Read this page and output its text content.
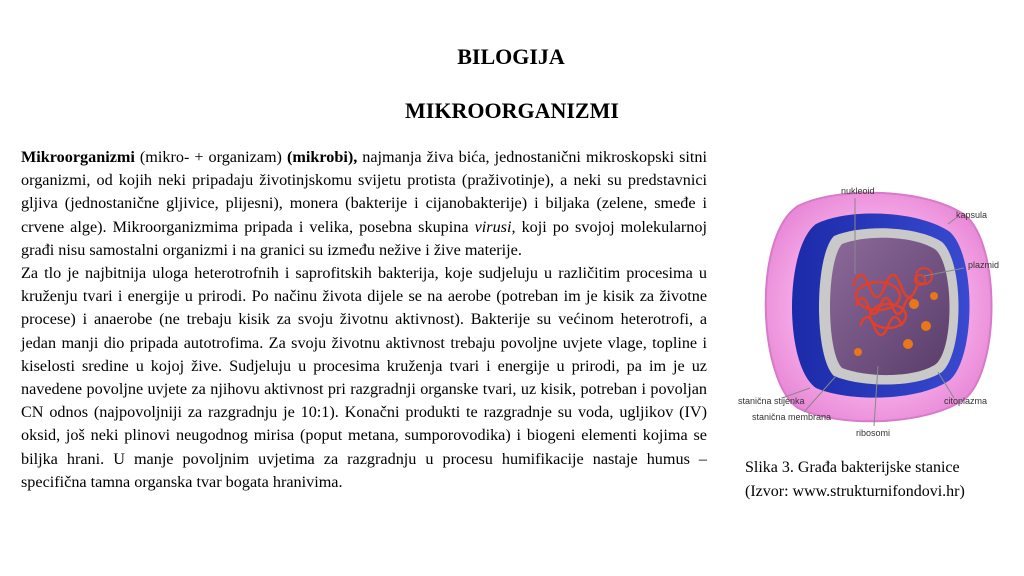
BILOGIJA
MIKROORGANIZMI

Mikroorganizmi (mikro- + organizam) (mikrobi), najmanja živa bića, jednostanični mikroskopski sitni organizmi, od kojih neki pripadaju životinjskomu svijetu protista (praživotinje), a neki su predstavnici gljiva (jednostanične gljivice, plijesni), monera (bakterije i cijanobakterije) i biljaka (zelene, smeđe i crvene alge). Mikroorganizmima pripada i velika, posebna skupina virusi, koji po svojoj molekularnoj građi nisu samostalni organizmi i na granici su između nežive i žive materije.

Za tlo je najbitnija uloga heterotrofnih i saprofitskih bakterija, koje sudjeluju u različitim procesima u kruženju tvari i energije u prirodi. Po načinu života dijele se na aerobe (potreban im je kisik za životne procese) i anaerobe (ne trebaju kisik za svoju životnu aktivnost). Bakterije su većinom heterotrofi, a jedan manji dio pripada autotrofima. Za svoju životnu aktivnost trebaju povoljne uvjete vlage, topline i kiselosti sredine u kojoj žive. Sudjeluju u procesima kruženja tvari i energije u prirodi, pa im je uz navedene povoljne uvjete za njihovu aktivnost pri razgradnji organske tvari, uz kisik, potreban i povoljan CN odnos (najpovoljniji za razgradnju je 10:1). Konačni produkti te razgradnje su voda, ugljikov (IV) oksid, još neki plinovi neugodnog mirisa (poput metana, sumporovodika) i biogeni elementi kojima se biljka hrani. U manje povoljnim uvjetima za razgradnju u procesu humifikacije nastaje humus – specifična tamna organska tvar bogata hranivima.

nukleoid
kapsula
plazmid
stanična stijenka
stanična membrana
ribosomi
citoplazma
Slika 3. Građa bakterijske stanice
(Izvor: www.strukturnifondovi.hr)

# # # # # # #

> [Your task]:
Copy out every line of the data above, taking care to leave the pictures out.

> [Answer space]:
Read this page and output its text content.
BILOGIJA
MIKROORGANIZMI

Mikroorganizmi (mikro- + organizam) (mikrobi), najmanja živa bića, jednostanični mikroskopski sitni organizmi, od kojih neki pripadaju životinjskomu svijetu protista (praživotinje), a neki su predstavnici gljiva (jednostanične gljivice, plijesni), monera (bakterije i cijanobakterije) i biljaka (zelene, smeđe i crvene alge). Mikroorganizmima pripada i velika, posebna skupina virusi, koji po svojoj molekularnoj građi nisu samostalni organizmi i na granici su između nežive i žive materije.

Za tlo je najbitnija uloga heterotrofnih i saprofitskih bakterija, koje sudjeluju u različitim procesima u kruženju tvari i energije u prirodi. Po načinu života dijele se na aerobe (potreban im je kisik za životne procese) i anaerobe (ne trebaju kisik za svoju životnu aktivnost). Bakterije su većinom heterotrofi, a jedan manji dio pripada autotrofima. Za svoju životnu aktivnost trebaju povoljne uvjete vlage, topline i kiselosti sredine u kojoj žive. Sudjeluju u procesima kruženja tvari i energije u prirodi, pa im je uz navedene povoljne uvjete za njihovu aktivnost pri razgradnji organske tvari, uz kisik, potreban i povoljan CN odnos (najpovoljniji za razgradnju je 10:1). Konačni produkti te razgradnje su voda, ugljikov (IV) oksid, još neki plinovi neugodnog mirisa (poput metana, sumporovodika) i biogeni elementi kojima se biljka hrani. U manje povoljnim uvjetima za razgradnju u procesu humifikacije nastaje humus – specifična tamna organska tvar bogata hranivima.

nukleoid
kapsula
plazmid
stanična stijenka
stanična membrana
ribosomi
citoplazma
Slika 3. Građa bakterijske stanice
(Izvor: www.strukturnifondovi.hr)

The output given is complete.